*Record list:*
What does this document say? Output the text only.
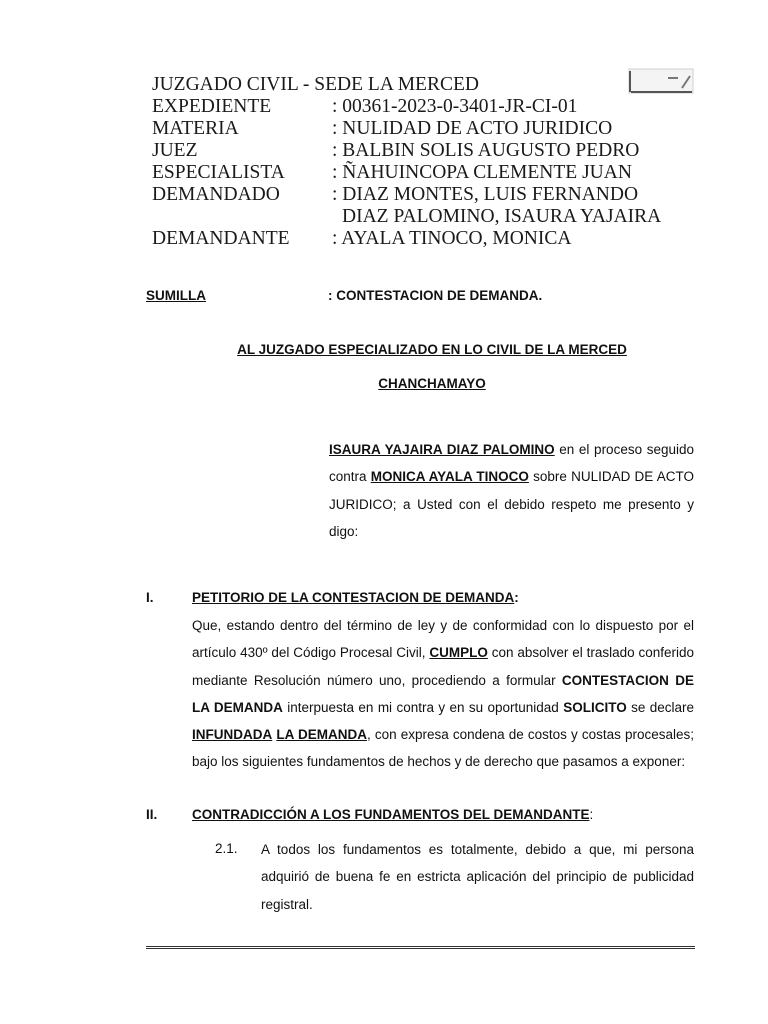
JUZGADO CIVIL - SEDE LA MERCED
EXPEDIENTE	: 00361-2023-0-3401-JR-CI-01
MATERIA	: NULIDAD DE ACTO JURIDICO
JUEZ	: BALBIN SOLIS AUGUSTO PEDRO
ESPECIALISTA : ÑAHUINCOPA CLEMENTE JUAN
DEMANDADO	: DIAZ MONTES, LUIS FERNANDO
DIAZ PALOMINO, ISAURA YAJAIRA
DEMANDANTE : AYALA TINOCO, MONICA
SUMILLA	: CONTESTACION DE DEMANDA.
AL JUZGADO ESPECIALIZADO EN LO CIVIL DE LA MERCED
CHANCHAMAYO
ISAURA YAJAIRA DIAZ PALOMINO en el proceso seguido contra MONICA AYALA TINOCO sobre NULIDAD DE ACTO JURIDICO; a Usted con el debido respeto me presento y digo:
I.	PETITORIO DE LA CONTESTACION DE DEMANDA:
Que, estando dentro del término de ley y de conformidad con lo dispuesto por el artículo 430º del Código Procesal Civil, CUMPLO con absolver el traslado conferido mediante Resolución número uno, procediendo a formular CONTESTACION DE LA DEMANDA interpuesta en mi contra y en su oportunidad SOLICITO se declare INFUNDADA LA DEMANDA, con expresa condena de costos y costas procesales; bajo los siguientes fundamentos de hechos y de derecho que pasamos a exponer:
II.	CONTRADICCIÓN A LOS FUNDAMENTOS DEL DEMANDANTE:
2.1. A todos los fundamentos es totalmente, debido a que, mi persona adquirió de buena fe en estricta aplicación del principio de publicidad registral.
==
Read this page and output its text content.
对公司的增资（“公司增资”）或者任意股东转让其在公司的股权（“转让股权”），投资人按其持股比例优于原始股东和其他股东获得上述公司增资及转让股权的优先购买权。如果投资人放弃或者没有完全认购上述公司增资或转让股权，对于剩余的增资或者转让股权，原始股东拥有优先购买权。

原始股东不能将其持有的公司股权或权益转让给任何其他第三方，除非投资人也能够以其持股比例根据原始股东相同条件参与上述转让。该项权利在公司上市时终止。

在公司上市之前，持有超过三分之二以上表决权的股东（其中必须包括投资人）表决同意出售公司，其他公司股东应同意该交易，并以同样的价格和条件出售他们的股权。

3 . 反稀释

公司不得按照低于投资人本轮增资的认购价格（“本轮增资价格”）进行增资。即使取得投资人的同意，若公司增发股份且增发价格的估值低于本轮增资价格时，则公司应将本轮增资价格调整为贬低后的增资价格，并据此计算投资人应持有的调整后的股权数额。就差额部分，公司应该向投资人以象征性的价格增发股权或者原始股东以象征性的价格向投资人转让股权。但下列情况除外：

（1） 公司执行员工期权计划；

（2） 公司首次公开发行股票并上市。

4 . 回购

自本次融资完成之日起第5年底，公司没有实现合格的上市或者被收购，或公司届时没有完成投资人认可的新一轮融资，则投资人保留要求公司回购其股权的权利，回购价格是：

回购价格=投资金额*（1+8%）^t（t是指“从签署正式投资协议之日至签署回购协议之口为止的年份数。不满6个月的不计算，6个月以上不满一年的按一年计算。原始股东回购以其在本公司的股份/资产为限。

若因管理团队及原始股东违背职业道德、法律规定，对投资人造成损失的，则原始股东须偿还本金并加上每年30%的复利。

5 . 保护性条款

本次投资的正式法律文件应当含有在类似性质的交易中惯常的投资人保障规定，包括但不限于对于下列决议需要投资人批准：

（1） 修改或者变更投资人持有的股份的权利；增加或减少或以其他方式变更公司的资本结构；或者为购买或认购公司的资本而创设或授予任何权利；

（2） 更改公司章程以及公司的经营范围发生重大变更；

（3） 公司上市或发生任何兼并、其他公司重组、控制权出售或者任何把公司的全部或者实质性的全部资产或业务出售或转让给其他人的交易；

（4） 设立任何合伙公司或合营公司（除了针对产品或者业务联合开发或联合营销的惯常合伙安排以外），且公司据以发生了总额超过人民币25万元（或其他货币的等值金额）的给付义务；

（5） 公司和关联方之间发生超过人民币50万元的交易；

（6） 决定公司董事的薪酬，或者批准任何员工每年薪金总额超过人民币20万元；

*Short exercise:*
Copy each line of the listing that includes "PALOMINO".

*Task result:*
DIAZ PALOMINO, ISAURA YAJAIRA
ISAURA YAJAIRA DIAZ PALOMINO en el proceso seguido contra MONICA AYALA TINOCO sobre NULIDAD DE ACTO JURIDICO; a Usted con el debido respeto me presento y digo:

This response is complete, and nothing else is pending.